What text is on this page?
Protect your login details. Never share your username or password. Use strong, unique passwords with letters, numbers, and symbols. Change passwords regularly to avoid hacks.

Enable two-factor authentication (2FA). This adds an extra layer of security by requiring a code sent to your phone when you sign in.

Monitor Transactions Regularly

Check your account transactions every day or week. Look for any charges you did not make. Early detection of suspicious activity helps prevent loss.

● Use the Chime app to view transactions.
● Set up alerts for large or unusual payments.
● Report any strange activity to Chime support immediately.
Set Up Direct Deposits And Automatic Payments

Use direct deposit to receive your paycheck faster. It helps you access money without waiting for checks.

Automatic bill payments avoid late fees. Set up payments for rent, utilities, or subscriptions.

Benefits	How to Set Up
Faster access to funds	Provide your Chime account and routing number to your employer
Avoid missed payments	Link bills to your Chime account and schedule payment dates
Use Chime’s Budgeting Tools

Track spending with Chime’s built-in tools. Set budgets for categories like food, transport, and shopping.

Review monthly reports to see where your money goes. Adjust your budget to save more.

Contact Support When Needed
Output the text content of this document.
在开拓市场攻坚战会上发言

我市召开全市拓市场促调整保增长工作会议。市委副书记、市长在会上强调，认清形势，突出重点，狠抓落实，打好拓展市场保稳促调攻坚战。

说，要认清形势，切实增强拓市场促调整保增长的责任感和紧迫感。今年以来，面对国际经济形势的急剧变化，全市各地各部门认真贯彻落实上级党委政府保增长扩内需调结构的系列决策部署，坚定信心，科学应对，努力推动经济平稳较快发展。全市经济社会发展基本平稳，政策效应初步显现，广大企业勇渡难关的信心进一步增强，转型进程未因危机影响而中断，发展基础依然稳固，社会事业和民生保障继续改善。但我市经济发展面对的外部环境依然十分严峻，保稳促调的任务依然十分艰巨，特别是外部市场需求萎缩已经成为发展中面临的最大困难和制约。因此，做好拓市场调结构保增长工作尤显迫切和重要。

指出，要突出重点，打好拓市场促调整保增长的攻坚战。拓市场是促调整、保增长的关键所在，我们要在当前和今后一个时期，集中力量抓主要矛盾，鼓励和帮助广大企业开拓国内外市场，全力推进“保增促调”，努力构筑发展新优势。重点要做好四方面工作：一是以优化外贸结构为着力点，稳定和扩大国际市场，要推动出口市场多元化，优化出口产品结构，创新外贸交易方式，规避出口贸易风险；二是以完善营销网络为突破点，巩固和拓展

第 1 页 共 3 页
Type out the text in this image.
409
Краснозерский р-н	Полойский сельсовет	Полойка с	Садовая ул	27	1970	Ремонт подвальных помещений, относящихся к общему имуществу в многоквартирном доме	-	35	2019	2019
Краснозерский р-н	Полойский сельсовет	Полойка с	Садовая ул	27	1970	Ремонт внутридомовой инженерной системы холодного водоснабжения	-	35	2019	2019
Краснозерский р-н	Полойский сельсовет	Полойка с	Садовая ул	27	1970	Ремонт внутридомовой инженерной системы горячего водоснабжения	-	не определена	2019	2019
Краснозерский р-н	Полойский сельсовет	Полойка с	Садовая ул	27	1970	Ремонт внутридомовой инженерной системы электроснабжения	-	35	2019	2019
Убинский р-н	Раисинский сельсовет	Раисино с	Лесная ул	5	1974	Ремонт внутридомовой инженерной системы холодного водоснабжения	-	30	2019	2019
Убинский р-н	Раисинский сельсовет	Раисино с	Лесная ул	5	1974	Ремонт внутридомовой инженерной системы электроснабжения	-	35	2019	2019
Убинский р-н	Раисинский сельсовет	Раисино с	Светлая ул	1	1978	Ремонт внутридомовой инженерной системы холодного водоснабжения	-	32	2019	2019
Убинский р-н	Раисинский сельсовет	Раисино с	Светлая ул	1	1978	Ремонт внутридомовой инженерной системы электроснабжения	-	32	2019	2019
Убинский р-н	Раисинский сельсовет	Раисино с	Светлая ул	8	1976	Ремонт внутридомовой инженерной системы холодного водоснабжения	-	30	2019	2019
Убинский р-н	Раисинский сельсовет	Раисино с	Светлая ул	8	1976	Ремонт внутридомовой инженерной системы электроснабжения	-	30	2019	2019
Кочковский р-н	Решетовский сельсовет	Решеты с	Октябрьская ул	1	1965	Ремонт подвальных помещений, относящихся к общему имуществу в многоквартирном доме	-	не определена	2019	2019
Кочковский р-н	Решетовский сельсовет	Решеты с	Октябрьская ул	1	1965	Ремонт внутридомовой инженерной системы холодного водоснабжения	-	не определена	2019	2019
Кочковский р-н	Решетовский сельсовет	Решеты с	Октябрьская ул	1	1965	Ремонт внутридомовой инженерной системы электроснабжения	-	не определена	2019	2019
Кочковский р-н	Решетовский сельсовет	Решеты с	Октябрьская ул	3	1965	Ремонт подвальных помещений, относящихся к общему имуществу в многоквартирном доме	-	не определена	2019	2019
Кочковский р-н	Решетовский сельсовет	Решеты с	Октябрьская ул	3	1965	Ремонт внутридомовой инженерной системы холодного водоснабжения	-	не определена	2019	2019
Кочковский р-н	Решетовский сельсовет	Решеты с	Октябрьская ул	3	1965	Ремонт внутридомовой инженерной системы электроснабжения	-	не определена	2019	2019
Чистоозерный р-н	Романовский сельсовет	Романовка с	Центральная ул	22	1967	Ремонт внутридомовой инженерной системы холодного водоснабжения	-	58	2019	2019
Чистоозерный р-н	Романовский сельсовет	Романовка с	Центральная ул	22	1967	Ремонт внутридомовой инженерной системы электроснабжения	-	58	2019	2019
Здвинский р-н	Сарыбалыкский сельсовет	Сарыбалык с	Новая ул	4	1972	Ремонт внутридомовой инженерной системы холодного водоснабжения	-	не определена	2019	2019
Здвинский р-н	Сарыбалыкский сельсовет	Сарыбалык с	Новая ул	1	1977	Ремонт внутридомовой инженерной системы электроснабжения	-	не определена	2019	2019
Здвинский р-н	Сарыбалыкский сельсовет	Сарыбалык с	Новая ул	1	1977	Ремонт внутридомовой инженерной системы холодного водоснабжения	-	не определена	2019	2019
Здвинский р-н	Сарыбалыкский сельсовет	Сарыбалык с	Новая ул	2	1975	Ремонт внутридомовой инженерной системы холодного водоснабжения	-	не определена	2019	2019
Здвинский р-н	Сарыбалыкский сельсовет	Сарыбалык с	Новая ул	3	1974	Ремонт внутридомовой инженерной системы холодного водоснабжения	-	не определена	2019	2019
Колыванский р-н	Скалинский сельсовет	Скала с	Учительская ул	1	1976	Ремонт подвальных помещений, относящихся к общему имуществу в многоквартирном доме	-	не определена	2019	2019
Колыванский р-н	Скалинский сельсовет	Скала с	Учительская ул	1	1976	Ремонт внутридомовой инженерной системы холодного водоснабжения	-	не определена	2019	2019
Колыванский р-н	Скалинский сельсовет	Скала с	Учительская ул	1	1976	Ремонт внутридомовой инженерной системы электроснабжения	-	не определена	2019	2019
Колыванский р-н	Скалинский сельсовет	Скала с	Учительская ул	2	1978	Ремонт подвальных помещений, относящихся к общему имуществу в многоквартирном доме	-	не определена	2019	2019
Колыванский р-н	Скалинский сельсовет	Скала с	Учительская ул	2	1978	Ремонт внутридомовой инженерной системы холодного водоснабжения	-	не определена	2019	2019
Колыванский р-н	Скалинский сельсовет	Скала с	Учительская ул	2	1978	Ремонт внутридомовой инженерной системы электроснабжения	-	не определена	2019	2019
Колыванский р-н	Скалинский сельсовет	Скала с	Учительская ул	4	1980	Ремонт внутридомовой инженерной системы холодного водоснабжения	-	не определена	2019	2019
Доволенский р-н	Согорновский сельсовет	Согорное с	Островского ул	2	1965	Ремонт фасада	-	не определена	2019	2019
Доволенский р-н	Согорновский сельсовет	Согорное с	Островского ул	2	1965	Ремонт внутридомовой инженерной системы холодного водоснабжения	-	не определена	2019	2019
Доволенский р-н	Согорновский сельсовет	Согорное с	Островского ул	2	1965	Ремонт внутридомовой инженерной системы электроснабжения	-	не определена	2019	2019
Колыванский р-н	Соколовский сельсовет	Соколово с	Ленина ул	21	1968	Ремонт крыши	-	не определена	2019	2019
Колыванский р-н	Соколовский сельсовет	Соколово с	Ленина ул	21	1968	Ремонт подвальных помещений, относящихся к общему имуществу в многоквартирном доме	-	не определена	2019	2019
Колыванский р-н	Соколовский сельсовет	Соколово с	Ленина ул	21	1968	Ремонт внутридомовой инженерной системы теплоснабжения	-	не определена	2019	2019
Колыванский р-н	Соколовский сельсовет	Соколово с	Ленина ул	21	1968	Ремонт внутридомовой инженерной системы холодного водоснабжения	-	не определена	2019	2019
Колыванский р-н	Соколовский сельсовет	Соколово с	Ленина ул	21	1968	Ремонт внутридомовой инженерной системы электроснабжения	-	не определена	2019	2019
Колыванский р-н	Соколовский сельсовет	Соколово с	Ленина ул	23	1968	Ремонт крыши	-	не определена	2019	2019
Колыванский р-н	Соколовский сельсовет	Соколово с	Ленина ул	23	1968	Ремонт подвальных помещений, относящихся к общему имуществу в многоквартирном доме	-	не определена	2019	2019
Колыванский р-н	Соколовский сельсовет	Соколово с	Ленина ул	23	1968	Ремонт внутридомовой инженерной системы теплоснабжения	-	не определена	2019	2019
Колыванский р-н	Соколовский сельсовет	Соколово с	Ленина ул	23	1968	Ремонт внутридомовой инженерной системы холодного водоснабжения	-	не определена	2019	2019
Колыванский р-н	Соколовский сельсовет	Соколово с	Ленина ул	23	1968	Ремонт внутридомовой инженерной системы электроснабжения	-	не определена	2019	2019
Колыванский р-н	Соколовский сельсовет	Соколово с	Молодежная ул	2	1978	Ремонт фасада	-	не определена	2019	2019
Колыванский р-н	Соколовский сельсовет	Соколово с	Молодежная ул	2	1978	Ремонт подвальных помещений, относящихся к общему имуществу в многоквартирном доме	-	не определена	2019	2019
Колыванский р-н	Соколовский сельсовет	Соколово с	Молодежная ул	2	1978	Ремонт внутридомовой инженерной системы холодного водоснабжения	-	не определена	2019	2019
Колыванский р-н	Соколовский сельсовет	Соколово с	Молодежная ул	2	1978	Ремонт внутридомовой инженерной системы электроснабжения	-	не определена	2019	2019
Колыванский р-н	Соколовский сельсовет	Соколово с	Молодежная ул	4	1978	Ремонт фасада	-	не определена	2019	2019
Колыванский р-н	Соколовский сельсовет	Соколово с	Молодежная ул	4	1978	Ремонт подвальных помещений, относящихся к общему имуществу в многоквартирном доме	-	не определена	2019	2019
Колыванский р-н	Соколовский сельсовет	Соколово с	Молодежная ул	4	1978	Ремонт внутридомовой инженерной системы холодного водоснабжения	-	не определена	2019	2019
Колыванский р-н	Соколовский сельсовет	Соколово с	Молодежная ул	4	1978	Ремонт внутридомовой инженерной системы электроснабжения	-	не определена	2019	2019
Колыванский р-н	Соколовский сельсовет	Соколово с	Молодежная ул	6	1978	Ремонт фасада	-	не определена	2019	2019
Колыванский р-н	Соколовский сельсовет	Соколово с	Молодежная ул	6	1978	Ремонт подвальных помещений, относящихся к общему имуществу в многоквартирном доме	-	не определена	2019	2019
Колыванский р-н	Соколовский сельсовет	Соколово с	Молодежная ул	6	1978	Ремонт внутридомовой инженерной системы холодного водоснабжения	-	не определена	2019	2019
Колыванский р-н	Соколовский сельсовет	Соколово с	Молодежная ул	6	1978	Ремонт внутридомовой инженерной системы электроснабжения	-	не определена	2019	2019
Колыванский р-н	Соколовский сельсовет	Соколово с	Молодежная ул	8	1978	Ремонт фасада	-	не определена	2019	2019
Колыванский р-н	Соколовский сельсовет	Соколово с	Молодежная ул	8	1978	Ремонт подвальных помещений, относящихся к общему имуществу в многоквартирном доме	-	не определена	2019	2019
______________________________
Show each line holding the word "account".

Check your account transactions every day or week. Look for any charges you did not make. Early detection of suspicious activity helps prevent loss.
Faster access to funds	Provide your Chime account and routing number to your employer
Avoid missed payments	Link bills to your Chime account and schedule payment dates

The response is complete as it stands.